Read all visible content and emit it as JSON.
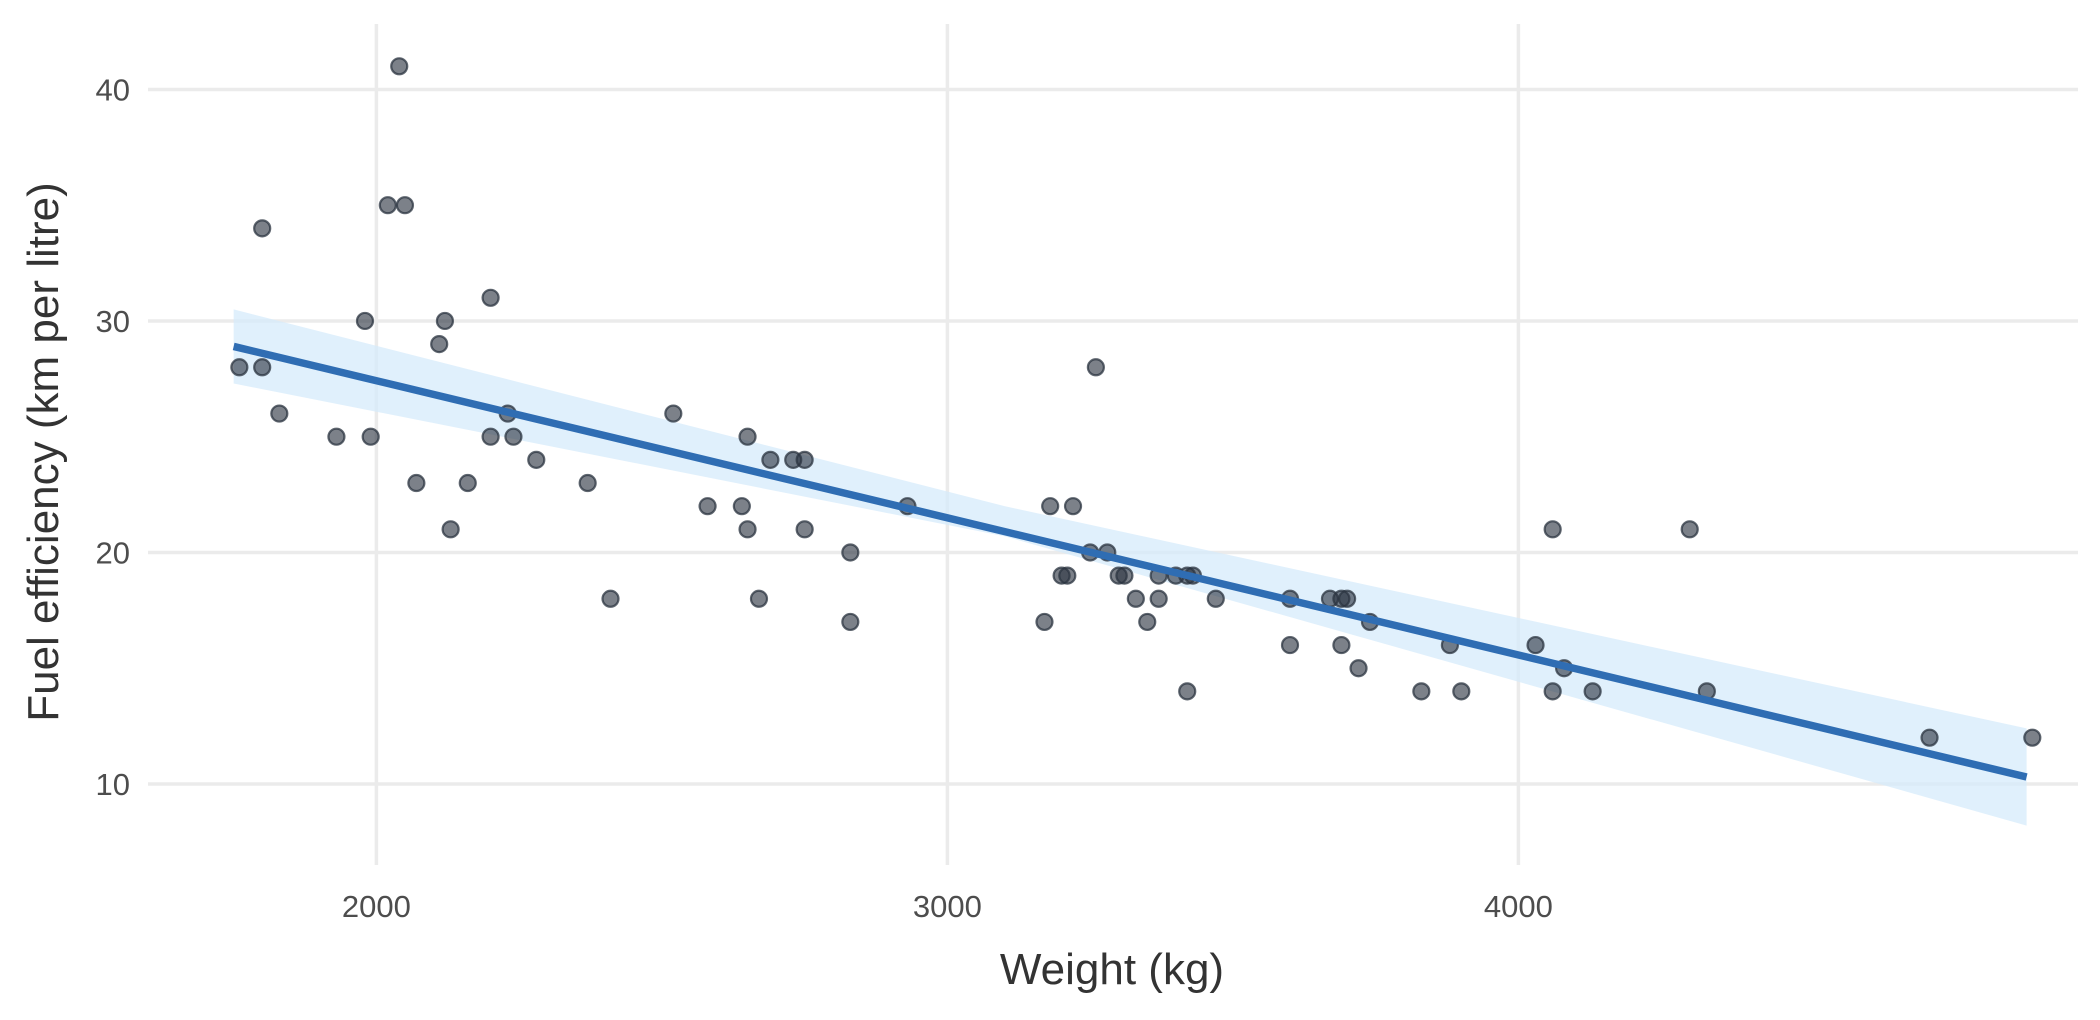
{
  "chart_data": {
    "type": "scatter",
    "title": "",
    "xlabel": "Weight (kg)",
    "ylabel": "Fuel efficiency (km per litre)",
    "xlim": [
      1600,
      4980
    ],
    "ylim": [
      6.5,
      43
    ],
    "x_ticks": [
      2000,
      3000,
      4000
    ],
    "y_ticks": [
      10,
      20,
      30,
      40
    ],
    "x_tick_labels": [
      "2000",
      "3000",
      "4000"
    ],
    "y_tick_labels": [
      "10",
      "20",
      "30",
      "40"
    ],
    "grid": true,
    "legend": "none",
    "colors": {
      "points": "#2b3440",
      "fit_line": "#2f6db3",
      "confidence_band": "#d6ebfb",
      "grid": "#ebebeb"
    },
    "points": [
      {
        "x": 1760,
        "y": 28
      },
      {
        "x": 1800,
        "y": 28
      },
      {
        "x": 1800,
        "y": 34
      },
      {
        "x": 1830,
        "y": 26
      },
      {
        "x": 1930,
        "y": 25
      },
      {
        "x": 1980,
        "y": 30
      },
      {
        "x": 1990,
        "y": 25
      },
      {
        "x": 2020,
        "y": 35
      },
      {
        "x": 2040,
        "y": 41
      },
      {
        "x": 2050,
        "y": 35
      },
      {
        "x": 2070,
        "y": 23
      },
      {
        "x": 2110,
        "y": 29
      },
      {
        "x": 2120,
        "y": 30
      },
      {
        "x": 2130,
        "y": 21
      },
      {
        "x": 2160,
        "y": 23
      },
      {
        "x": 2200,
        "y": 31
      },
      {
        "x": 2200,
        "y": 25
      },
      {
        "x": 2230,
        "y": 26
      },
      {
        "x": 2240,
        "y": 25
      },
      {
        "x": 2280,
        "y": 24
      },
      {
        "x": 2370,
        "y": 23
      },
      {
        "x": 2410,
        "y": 18
      },
      {
        "x": 2520,
        "y": 26
      },
      {
        "x": 2580,
        "y": 22
      },
      {
        "x": 2640,
        "y": 22
      },
      {
        "x": 2650,
        "y": 25
      },
      {
        "x": 2650,
        "y": 21
      },
      {
        "x": 2670,
        "y": 18
      },
      {
        "x": 2690,
        "y": 24
      },
      {
        "x": 2730,
        "y": 24
      },
      {
        "x": 2750,
        "y": 24
      },
      {
        "x": 2750,
        "y": 21
      },
      {
        "x": 2830,
        "y": 20
      },
      {
        "x": 2830,
        "y": 17
      },
      {
        "x": 2930,
        "y": 22
      },
      {
        "x": 3170,
        "y": 17
      },
      {
        "x": 3180,
        "y": 22
      },
      {
        "x": 3200,
        "y": 19
      },
      {
        "x": 3210,
        "y": 19
      },
      {
        "x": 3220,
        "y": 22
      },
      {
        "x": 3250,
        "y": 20
      },
      {
        "x": 3260,
        "y": 28
      },
      {
        "x": 3280,
        "y": 20
      },
      {
        "x": 3300,
        "y": 19
      },
      {
        "x": 3310,
        "y": 19
      },
      {
        "x": 3330,
        "y": 18
      },
      {
        "x": 3350,
        "y": 17
      },
      {
        "x": 3370,
        "y": 18
      },
      {
        "x": 3370,
        "y": 19
      },
      {
        "x": 3400,
        "y": 19
      },
      {
        "x": 3420,
        "y": 19
      },
      {
        "x": 3420,
        "y": 14
      },
      {
        "x": 3430,
        "y": 19
      },
      {
        "x": 3470,
        "y": 18
      },
      {
        "x": 3600,
        "y": 18
      },
      {
        "x": 3600,
        "y": 16
      },
      {
        "x": 3670,
        "y": 18
      },
      {
        "x": 3690,
        "y": 18
      },
      {
        "x": 3690,
        "y": 16
      },
      {
        "x": 3700,
        "y": 18
      },
      {
        "x": 3720,
        "y": 15
      },
      {
        "x": 3740,
        "y": 17
      },
      {
        "x": 3830,
        "y": 14
      },
      {
        "x": 3880,
        "y": 16
      },
      {
        "x": 3900,
        "y": 14
      },
      {
        "x": 4030,
        "y": 16
      },
      {
        "x": 4060,
        "y": 14
      },
      {
        "x": 4060,
        "y": 21
      },
      {
        "x": 4080,
        "y": 15
      },
      {
        "x": 4130,
        "y": 14
      },
      {
        "x": 4300,
        "y": 21
      },
      {
        "x": 4330,
        "y": 14
      },
      {
        "x": 4720,
        "y": 12
      },
      {
        "x": 4900,
        "y": 12
      }
    ],
    "fit_line": {
      "method": "linear",
      "x": [
        1750,
        4890
      ],
      "y": [
        28.9,
        10.3
      ],
      "band_x": [
        1750,
        3100,
        4890
      ],
      "band_lower": [
        27.3,
        20.7,
        8.2
      ],
      "band_upper": [
        30.5,
        22.0,
        12.4
      ]
    }
  }
}
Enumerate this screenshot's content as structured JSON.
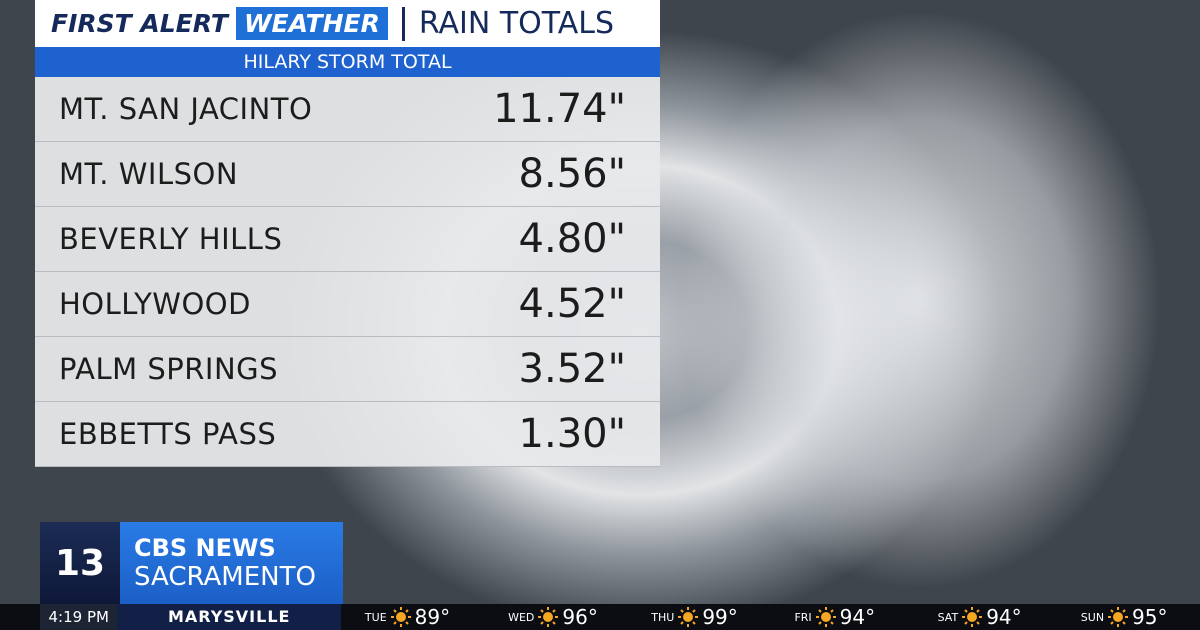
{
  "header": {
    "brand_first": "FIRST ALERT",
    "brand_weather": "WEATHER",
    "title": "RAIN TOTALS"
  },
  "subtitle": "HILARY STORM TOTAL",
  "table": {
    "rows": [
      [
        "MT. SAN JACINTO",
        "11.74\""
      ],
      [
        "MT. WILSON",
        "8.56\""
      ],
      [
        "BEVERLY HILLS",
        "4.80\""
      ],
      [
        "HOLLYWOOD",
        "4.52\""
      ],
      [
        "PALM SPRINGS",
        "3.52\""
      ],
      [
        "EBBETTS PASS",
        "1.30\""
      ]
    ]
  },
  "logo": {
    "channel": "13",
    "network": "CBS NEWS",
    "city": "SACRAMENTO"
  },
  "ticker": {
    "time": "4:19 PM",
    "location": "MARYSVILLE",
    "forecast": [
      {
        "day": "TUE",
        "temp": "89°"
      },
      {
        "day": "WED",
        "temp": "96°"
      },
      {
        "day": "THU",
        "temp": "99°"
      },
      {
        "day": "FRI",
        "temp": "94°"
      },
      {
        "day": "SAT",
        "temp": "94°"
      },
      {
        "day": "SUN",
        "temp": "95°"
      }
    ]
  }
}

========

Write out the entries above verbatim; the pictures do not belong in your copy.

Read all visible content and emit it as JSON.
{
  "chart_data": {
    "type": "scatter",
    "title": "",
    "xlabel": "Weight (kg)",
    "ylabel": "Fuel efficiency (km per litre)",
    "xlim": [
      1600,
      4980
    ],
    "ylim": [
      6.5,
      43
    ],
    "x_ticks": [
      2000,
      3000,
      4000
    ],
    "y_ticks": [
      10,
      20,
      30,
      40
    ],
    "x_tick_labels": [
      "2000",
      "3000",
      "4000"
    ],
    "y_tick_labels": [
      "10",
      "20",
      "30",
      "40"
    ],
    "grid": true,
    "legend": "none",
    "colors": {
      "points": "#2b3440",
      "fit_line": "#2f6db3",
      "confidence_band": "#d6ebfb",
      "grid": "#ebebeb"
    },
    "points": [
      {
        "x": 1760,
        "y": 28
      },
      {
        "x": 1800,
        "y": 28
      },
      {
        "x": 1800,
        "y": 34
      },
      {
        "x": 1830,
        "y": 26
      },
      {
        "x": 1930,
        "y": 25
      },
      {
        "x": 1980,
        "y": 30
      },
      {
        "x": 1990,
        "y": 25
      },
      {
        "x": 2020,
        "y": 35
      },
      {
        "x": 2040,
        "y": 41
      },
      {
        "x": 2050,
        "y": 35
      },
      {
        "x": 2070,
        "y": 23
      },
      {
        "x": 2110,
        "y": 29
      },
      {
        "x": 2120,
        "y": 30
      },
      {
        "x": 2130,
        "y": 21
      },
      {
        "x": 2160,
        "y": 23
      },
      {
        "x": 2200,
        "y": 31
      },
      {
        "x": 2200,
        "y": 25
      },
      {
        "x": 2230,
        "y": 26
      },
      {
        "x": 2240,
        "y": 25
      },
      {
        "x": 2280,
        "y": 24
      },
      {
        "x": 2370,
        "y": 23
      },
      {
        "x": 2410,
        "y": 18
      },
      {
        "x": 2520,
        "y": 26
      },
      {
        "x": 2580,
        "y": 22
      },
      {
        "x": 2640,
        "y": 22
      },
      {
        "x": 2650,
        "y": 25
      },
      {
        "x": 2650,
        "y": 21
      },
      {
        "x": 2670,
        "y": 18
      },
      {
        "x": 2690,
        "y": 24
      },
      {
        "x": 2730,
        "y": 24
      },
      {
        "x": 2750,
        "y": 24
      },
      {
        "x": 2750,
        "y": 21
      },
      {
        "x": 2830,
        "y": 20
      },
      {
        "x": 2830,
        "y": 17
      },
      {
        "x": 2930,
        "y": 22
      },
      {
        "x": 3170,
        "y": 17
      },
      {
        "x": 3180,
        "y": 22
      },
      {
        "x": 3200,
        "y": 19
      },
      {
        "x": 3210,
        "y": 19
      },
      {
        "x": 3220,
        "y": 22
      },
      {
        "x": 3250,
        "y": 20
      },
      {
        "x": 3260,
        "y": 28
      },
      {
        "x": 3280,
        "y": 20
      },
      {
        "x": 3300,
        "y": 19
      },
      {
        "x": 3310,
        "y": 19
      },
      {
        "x": 3330,
        "y": 18
      },
      {
        "x": 3350,
        "y": 17
      },
      {
        "x": 3370,
        "y": 18
      },
      {
        "x": 3370,
        "y": 19
      },
      {
        "x": 3400,
        "y": 19
      },
      {
        "x": 3420,
        "y": 19
      },
      {
        "x": 3420,
        "y": 14
      },
      {
        "x": 3430,
        "y": 19
      },
      {
        "x": 3470,
        "y": 18
      },
      {
        "x": 3600,
        "y": 18
      },
      {
        "x": 3600,
        "y": 16
      },
      {
        "x": 3670,
        "y": 18
      },
      {
        "x": 3690,
        "y": 18
      },
      {
        "x": 3690,
        "y": 16
      },
      {
        "x": 3700,
        "y": 18
      },
      {
        "x": 3720,
        "y": 15
      },
      {
        "x": 3740,
        "y": 17
      },
      {
        "x": 3830,
        "y": 14
      },
      {
        "x": 3880,
        "y": 16
      },
      {
        "x": 3900,
        "y": 14
      },
      {
        "x": 4030,
        "y": 16
      },
      {
        "x": 4060,
        "y": 14
      },
      {
        "x": 4060,
        "y": 21
      },
      {
        "x": 4080,
        "y": 15
      },
      {
        "x": 4130,
        "y": 14
      },
      {
        "x": 4300,
        "y": 21
      },
      {
        "x": 4330,
        "y": 14
      },
      {
        "x": 4720,
        "y": 12
      },
      {
        "x": 4900,
        "y": 12
      }
    ],
    "fit_line": {
      "method": "linear",
      "x": [
        1750,
        4890
      ],
      "y": [
        28.9,
        10.3
      ],
      "band_x": [
        1750,
        3100,
        4890
      ],
      "band_lower": [
        27.3,
        20.7,
        8.2
      ],
      "band_upper": [
        30.5,
        22.0,
        12.4
      ]
    }
  }
}
Enumerate this screenshot's content as structured JSON.
{
  "header": {
    "brand_first": "FIRST ALERT",
    "brand_weather": "WEATHER",
    "title": "RAIN TOTALS"
  },
  "subtitle": "HILARY STORM TOTAL",
  "table": {
    "rows": [
      [
        "MT. SAN JACINTO",
        "11.74\""
      ],
      [
        "MT. WILSON",
        "8.56\""
      ],
      [
        "BEVERLY HILLS",
        "4.80\""
      ],
      [
        "HOLLYWOOD",
        "4.52\""
      ],
      [
        "PALM SPRINGS",
        "3.52\""
      ],
      [
        "EBBETTS PASS",
        "1.30\""
      ]
    ]
  },
  "logo": {
    "channel": "13",
    "network": "CBS NEWS",
    "city": "SACRAMENTO"
  },
  "ticker": {
    "time": "4:19 PM",
    "location": "MARYSVILLE",
    "forecast": [
      {
        "day": "TUE",
        "temp": "89°"
      },
      {
        "day": "WED",
        "temp": "96°"
      },
      {
        "day": "THU",
        "temp": "99°"
      },
      {
        "day": "FRI",
        "temp": "94°"
      },
      {
        "day": "SAT",
        "temp": "94°"
      },
      {
        "day": "SUN",
        "temp": "95°"
      }
    ]
  }
}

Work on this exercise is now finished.